• Requirements:
Repeat each record below exactly, dropping the pictures.

• Supplied data:
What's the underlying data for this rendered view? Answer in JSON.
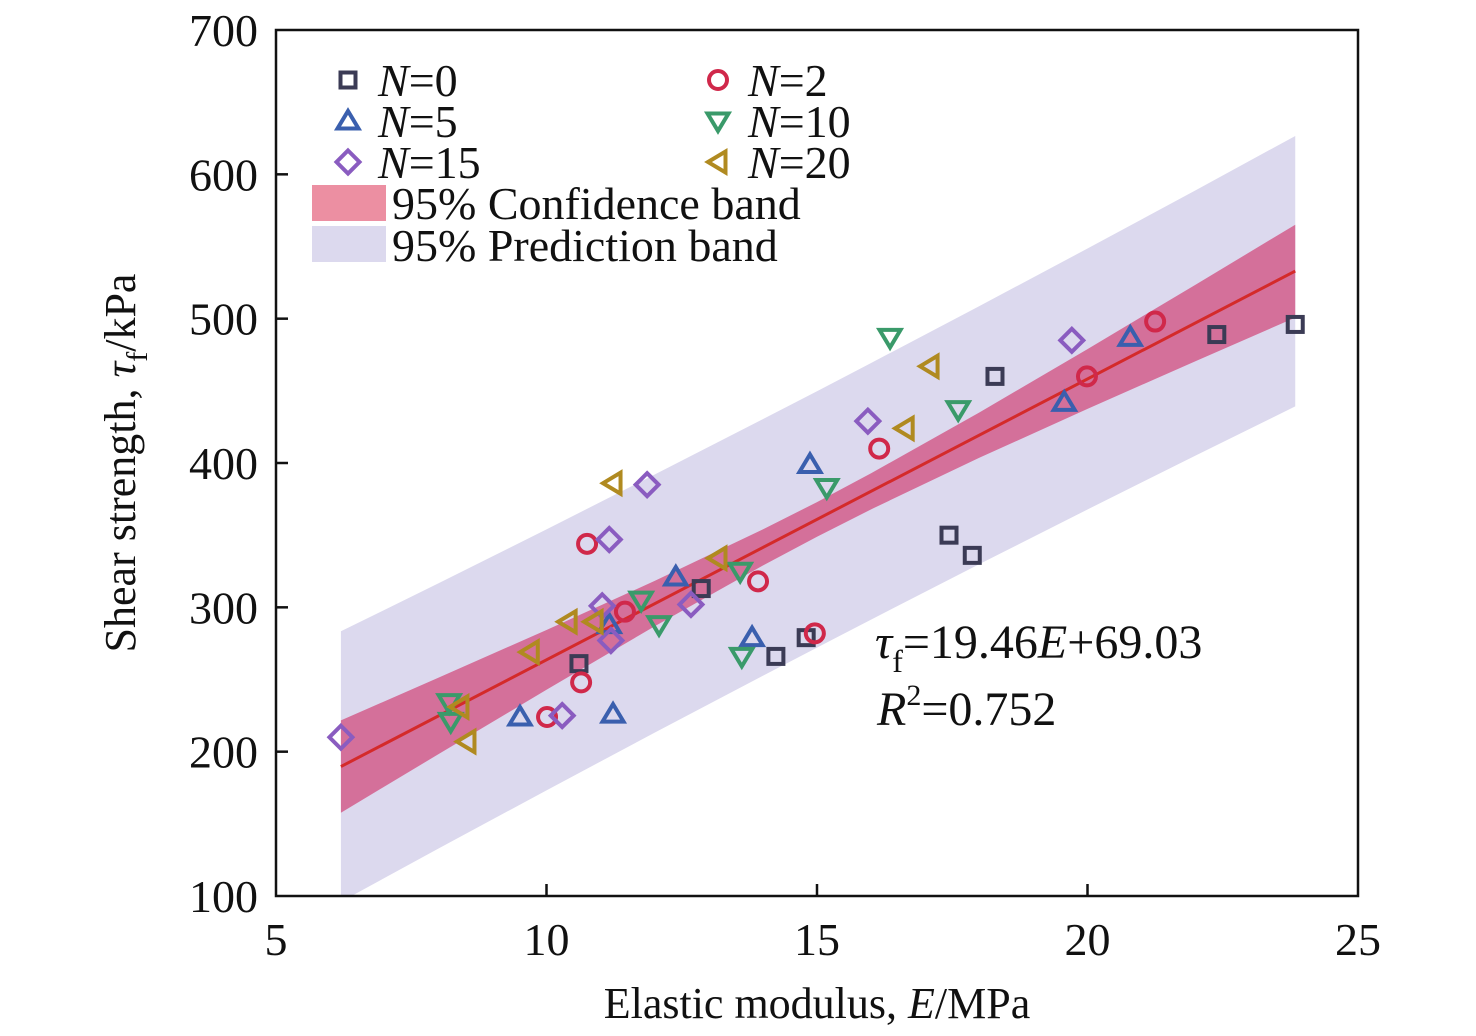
{
  "chart_data": {
    "type": "scatter",
    "xlabel_prefix": "Elastic modulus, ",
    "xlabel_var": "E",
    "xlabel_unit": "/MPa",
    "ylabel_prefix": "Shear strength, ",
    "ylabel_var": "τ",
    "ylabel_sub": "f",
    "ylabel_unit": "/kPa",
    "xlim": [
      5,
      25
    ],
    "ylim": [
      100,
      700
    ],
    "xticks": [
      5,
      10,
      15,
      20,
      25
    ],
    "yticks": [
      100,
      200,
      300,
      400,
      500,
      600,
      700
    ],
    "grid": false,
    "legend_placement": "top-left",
    "series": [
      {
        "name": "N=0",
        "var": "N",
        "eq": "=0",
        "marker": "square",
        "color": "#3b3b55",
        "x": [
          10.6,
          12.86,
          14.24,
          14.8,
          17.44,
          17.87,
          18.29,
          22.39,
          23.84
        ],
        "y": [
          261,
          313,
          266,
          279,
          350,
          336,
          460,
          489,
          496
        ]
      },
      {
        "name": "N=2",
        "var": "N",
        "eq": "=2",
        "marker": "circle",
        "color": "#d0284a",
        "x": [
          10.75,
          10.64,
          10.01,
          11.45,
          13.91,
          14.96,
          16.15,
          19.99,
          21.25
        ],
        "y": [
          344,
          248,
          224,
          297,
          318,
          282,
          410,
          460,
          498
        ]
      },
      {
        "name": "N=5",
        "var": "N",
        "eq": "=5",
        "marker": "triangle-up",
        "color": "#3a5fae",
        "x": [
          9.51,
          11.23,
          11.16,
          12.39,
          13.8,
          14.87,
          19.57,
          20.79
        ],
        "y": [
          224,
          226,
          288,
          321,
          279,
          399,
          442,
          487
        ]
      },
      {
        "name": "N=10",
        "var": "N",
        "eq": "=10",
        "marker": "triangle-down",
        "color": "#3a9a6a",
        "x": [
          8.2,
          8.23,
          11.75,
          12.08,
          13.58,
          13.61,
          15.18,
          16.35,
          17.61
        ],
        "y": [
          234,
          221,
          305,
          288,
          325,
          266,
          383,
          487,
          437
        ]
      },
      {
        "name": "N=15",
        "var": "N",
        "eq": "=15",
        "marker": "diamond",
        "color": "#8a5cc0",
        "x": [
          6.2,
          10.29,
          11.03,
          11.19,
          11.16,
          11.86,
          12.67,
          15.94,
          19.71
        ],
        "y": [
          210,
          225,
          301,
          277,
          347,
          385,
          302,
          429,
          485
        ]
      },
      {
        "name": "N=20",
        "var": "N",
        "eq": "=20",
        "marker": "triangle-left",
        "color": "#b08a20",
        "x": [
          11.23,
          10.4,
          10.88,
          9.7,
          8.4,
          8.53,
          13.17,
          16.63,
          17.09
        ],
        "y": [
          386,
          290,
          290,
          269,
          231,
          207,
          334,
          424,
          467
        ]
      }
    ],
    "fit": {
      "slope": 19.46,
      "intercept": 69.03,
      "x_range": [
        6.2,
        23.84
      ],
      "color": "#d42a2a"
    },
    "bands": {
      "x": [
        6.2,
        8,
        10,
        12,
        14,
        15,
        16,
        18,
        20,
        22,
        23.84
      ],
      "conf_lower": [
        157.7,
        198.2,
        242.9,
        286.9,
        329.0,
        348.9,
        367.9,
        403.6,
        437.5,
        470.6,
        500.7
      ],
      "conf_upper": [
        221.7,
        251.2,
        284.3,
        318.3,
        354.0,
        372.9,
        392.9,
        435.0,
        478.9,
        523.6,
        565.1
      ],
      "pred_lower": [
        96.0,
        132.8,
        173.2,
        213.2,
        252.6,
        272.1,
        291.5,
        329.9,
        367.8,
        405.2,
        439.2
      ],
      "pred_upper": [
        283.4,
        316.6,
        354.0,
        392.0,
        430.4,
        449.7,
        469.3,
        508.7,
        548.6,
        589.0,
        626.6
      ],
      "conf_color": "#d4709a",
      "conf_legend_color": "#ec8fa2",
      "pred_color": "#dcd9ee",
      "conf_label": "95% Confidence band",
      "pred_label": "95% Prediction band"
    },
    "annotations": {
      "eq_var": "τ",
      "eq_sub": "f",
      "eq_mid": "=19.46",
      "eq_var2": "E",
      "eq_tail": "+69.03",
      "r2_var": "R",
      "r2_sup": "2",
      "r2_tail": "=0.752"
    }
  }
}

• Solution:
What's the underlying data for this rendered view? Answer in JSON.
{
  "chart_data": {
    "type": "scatter",
    "xlabel_prefix": "Elastic modulus, ",
    "xlabel_var": "E",
    "xlabel_unit": "/MPa",
    "ylabel_prefix": "Shear strength, ",
    "ylabel_var": "τ",
    "ylabel_sub": "f",
    "ylabel_unit": "/kPa",
    "xlim": [
      5,
      25
    ],
    "ylim": [
      100,
      700
    ],
    "xticks": [
      5,
      10,
      15,
      20,
      25
    ],
    "yticks": [
      100,
      200,
      300,
      400,
      500,
      600,
      700
    ],
    "grid": false,
    "legend_placement": "top-left",
    "series": [
      {
        "name": "N=0",
        "var": "N",
        "eq": "=0",
        "marker": "square",
        "color": "#3b3b55",
        "x": [
          10.6,
          12.86,
          14.24,
          14.8,
          17.44,
          17.87,
          18.29,
          22.39,
          23.84
        ],
        "y": [
          261,
          313,
          266,
          279,
          350,
          336,
          460,
          489,
          496
        ]
      },
      {
        "name": "N=2",
        "var": "N",
        "eq": "=2",
        "marker": "circle",
        "color": "#d0284a",
        "x": [
          10.75,
          10.64,
          10.01,
          11.45,
          13.91,
          14.96,
          16.15,
          19.99,
          21.25
        ],
        "y": [
          344,
          248,
          224,
          297,
          318,
          282,
          410,
          460,
          498
        ]
      },
      {
        "name": "N=5",
        "var": "N",
        "eq": "=5",
        "marker": "triangle-up",
        "color": "#3a5fae",
        "x": [
          9.51,
          11.23,
          11.16,
          12.39,
          13.8,
          14.87,
          19.57,
          20.79
        ],
        "y": [
          224,
          226,
          288,
          321,
          279,
          399,
          442,
          487
        ]
      },
      {
        "name": "N=10",
        "var": "N",
        "eq": "=10",
        "marker": "triangle-down",
        "color": "#3a9a6a",
        "x": [
          8.2,
          8.23,
          11.75,
          12.08,
          13.58,
          13.61,
          15.18,
          16.35,
          17.61
        ],
        "y": [
          234,
          221,
          305,
          288,
          325,
          266,
          383,
          487,
          437
        ]
      },
      {
        "name": "N=15",
        "var": "N",
        "eq": "=15",
        "marker": "diamond",
        "color": "#8a5cc0",
        "x": [
          6.2,
          10.29,
          11.03,
          11.19,
          11.16,
          11.86,
          12.67,
          15.94,
          19.71
        ],
        "y": [
          210,
          225,
          301,
          277,
          347,
          385,
          302,
          429,
          485
        ]
      },
      {
        "name": "N=20",
        "var": "N",
        "eq": "=20",
        "marker": "triangle-left",
        "color": "#b08a20",
        "x": [
          11.23,
          10.4,
          10.88,
          9.7,
          8.4,
          8.53,
          13.17,
          16.63,
          17.09
        ],
        "y": [
          386,
          290,
          290,
          269,
          231,
          207,
          334,
          424,
          467
        ]
      }
    ],
    "fit": {
      "slope": 19.46,
      "intercept": 69.03,
      "x_range": [
        6.2,
        23.84
      ],
      "color": "#d42a2a"
    },
    "bands": {
      "x": [
        6.2,
        8,
        10,
        12,
        14,
        15,
        16,
        18,
        20,
        22,
        23.84
      ],
      "conf_lower": [
        157.7,
        198.2,
        242.9,
        286.9,
        329.0,
        348.9,
        367.9,
        403.6,
        437.5,
        470.6,
        500.7
      ],
      "conf_upper": [
        221.7,
        251.2,
        284.3,
        318.3,
        354.0,
        372.9,
        392.9,
        435.0,
        478.9,
        523.6,
        565.1
      ],
      "pred_lower": [
        96.0,
        132.8,
        173.2,
        213.2,
        252.6,
        272.1,
        291.5,
        329.9,
        367.8,
        405.2,
        439.2
      ],
      "pred_upper": [
        283.4,
        316.6,
        354.0,
        392.0,
        430.4,
        449.7,
        469.3,
        508.7,
        548.6,
        589.0,
        626.6
      ],
      "conf_color": "#d4709a",
      "conf_legend_color": "#ec8fa2",
      "pred_color": "#dcd9ee",
      "conf_label": "95% Confidence band",
      "pred_label": "95% Prediction band"
    },
    "annotations": {
      "eq_var": "τ",
      "eq_sub": "f",
      "eq_mid": "=19.46",
      "eq_var2": "E",
      "eq_tail": "+69.03",
      "r2_var": "R",
      "r2_sup": "2",
      "r2_tail": "=0.752"
    }
  }
}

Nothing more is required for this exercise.